## Work to be completed
Copy out every record below exactly as written, but leave out any pictures.

Stored data entries
· · · · · · ·

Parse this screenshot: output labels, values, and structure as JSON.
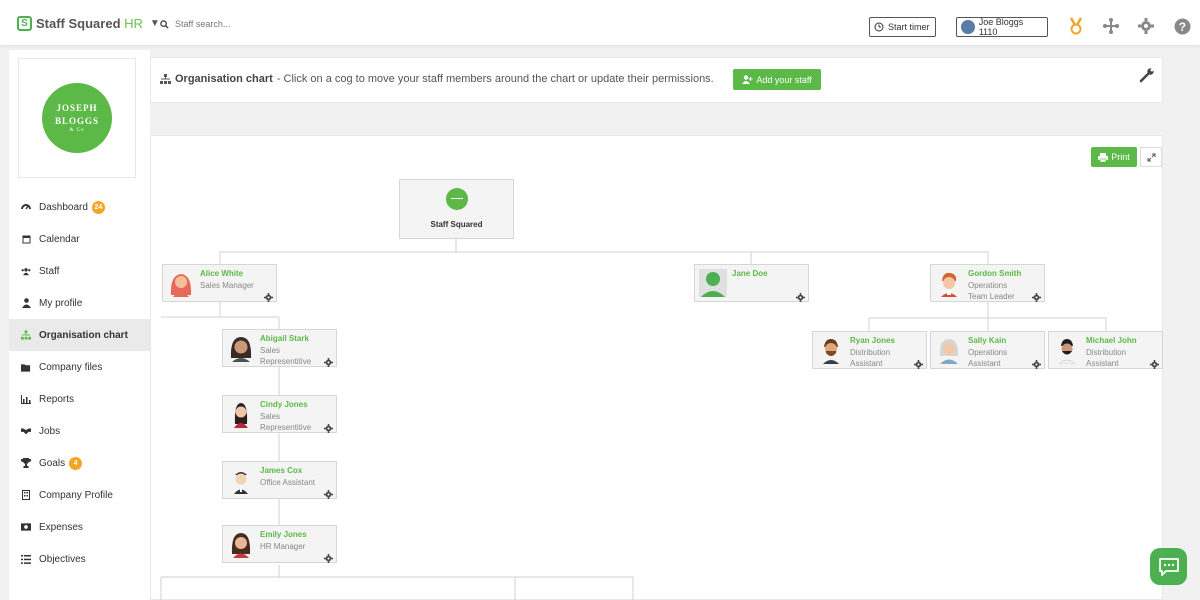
{
  "topbar": {
    "brand_name": "Staff Squared",
    "brand_suffix": "HR",
    "search_placeholder": "Staff search...",
    "start_timer_label": "Start timer",
    "user_label": "Joe Bloggs 1110"
  },
  "sidebar": {
    "company_logo_line1": "JOSEPH",
    "company_logo_line2": "BLOGGS",
    "company_logo_line3": "& Co",
    "items": [
      {
        "label": "Dashboard",
        "icon": "dashboard-icon",
        "badge": "24"
      },
      {
        "label": "Calendar",
        "icon": "calendar-icon"
      },
      {
        "label": "Staff",
        "icon": "users-icon"
      },
      {
        "label": "My profile",
        "icon": "user-icon"
      },
      {
        "label": "Organisation chart",
        "icon": "sitemap-icon"
      },
      {
        "label": "Company files",
        "icon": "folder-icon"
      },
      {
        "label": "Reports",
        "icon": "bar-chart-icon"
      },
      {
        "label": "Jobs",
        "icon": "handshake-icon"
      },
      {
        "label": "Goals",
        "icon": "trophy-icon",
        "badge": "4"
      },
      {
        "label": "Company Profile",
        "icon": "building-icon"
      },
      {
        "label": "Expenses",
        "icon": "money-icon"
      },
      {
        "label": "Objectives",
        "icon": "list-icon"
      }
    ]
  },
  "header": {
    "title": "Organisation chart",
    "description": "- Click on a cog to move your staff members around the chart or update their permissions.",
    "add_staff_label": "Add your staff"
  },
  "chart": {
    "print_label": "Print",
    "root_label": "Staff Squared",
    "nodes": [
      {
        "name": "Alice White",
        "title": "Sales Manager"
      },
      {
        "name": "Abigail Stark",
        "title": "Sales Representitive"
      },
      {
        "name": "Cindy Jones",
        "title": "Sales Representitive"
      },
      {
        "name": "James Cox",
        "title": "Office Assistant"
      },
      {
        "name": "Emily Jones",
        "title": "HR Manager"
      },
      {
        "name": "Jane Doe",
        "title": ""
      },
      {
        "name": "Gordon Smith",
        "title": "Operations Team Leader"
      },
      {
        "name": "Ryan Jones",
        "title": "Distribution Assistant"
      },
      {
        "name": "Sally Kain",
        "title": "Operations Assistant"
      },
      {
        "name": "Michael John",
        "title": "Distribution Assistant"
      }
    ]
  },
  "colors": {
    "brand_green": "#5cb847",
    "badge_orange": "#f5a524",
    "name_green": "#5cb847"
  }
}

· · · · · · ·

## Exercise solution
Parse this screenshot: output labels, values, and structure as JSON.
{
  "topbar": {
    "brand_name": "Staff Squared",
    "brand_suffix": "HR",
    "search_placeholder": "Staff search...",
    "start_timer_label": "Start timer",
    "user_label": "Joe Bloggs 1110"
  },
  "sidebar": {
    "company_logo_line1": "JOSEPH",
    "company_logo_line2": "BLOGGS",
    "company_logo_line3": "& Co",
    "items": [
      {
        "label": "Dashboard",
        "icon": "dashboard-icon",
        "badge": "24"
      },
      {
        "label": "Calendar",
        "icon": "calendar-icon"
      },
      {
        "label": "Staff",
        "icon": "users-icon"
      },
      {
        "label": "My profile",
        "icon": "user-icon"
      },
      {
        "label": "Organisation chart",
        "icon": "sitemap-icon"
      },
      {
        "label": "Company files",
        "icon": "folder-icon"
      },
      {
        "label": "Reports",
        "icon": "bar-chart-icon"
      },
      {
        "label": "Jobs",
        "icon": "handshake-icon"
      },
      {
        "label": "Goals",
        "icon": "trophy-icon",
        "badge": "4"
      },
      {
        "label": "Company Profile",
        "icon": "building-icon"
      },
      {
        "label": "Expenses",
        "icon": "money-icon"
      },
      {
        "label": "Objectives",
        "icon": "list-icon"
      }
    ]
  },
  "header": {
    "title": "Organisation chart",
    "description": "- Click on a cog to move your staff members around the chart or update their permissions.",
    "add_staff_label": "Add your staff"
  },
  "chart": {
    "print_label": "Print",
    "root_label": "Staff Squared",
    "nodes": [
      {
        "name": "Alice White",
        "title": "Sales Manager"
      },
      {
        "name": "Abigail Stark",
        "title": "Sales Representitive"
      },
      {
        "name": "Cindy Jones",
        "title": "Sales Representitive"
      },
      {
        "name": "James Cox",
        "title": "Office Assistant"
      },
      {
        "name": "Emily Jones",
        "title": "HR Manager"
      },
      {
        "name": "Jane Doe",
        "title": ""
      },
      {
        "name": "Gordon Smith",
        "title": "Operations Team Leader"
      },
      {
        "name": "Ryan Jones",
        "title": "Distribution Assistant"
      },
      {
        "name": "Sally Kain",
        "title": "Operations Assistant"
      },
      {
        "name": "Michael John",
        "title": "Distribution Assistant"
      }
    ]
  },
  "colors": {
    "brand_green": "#5cb847",
    "badge_orange": "#f5a524",
    "name_green": "#5cb847"
  }
}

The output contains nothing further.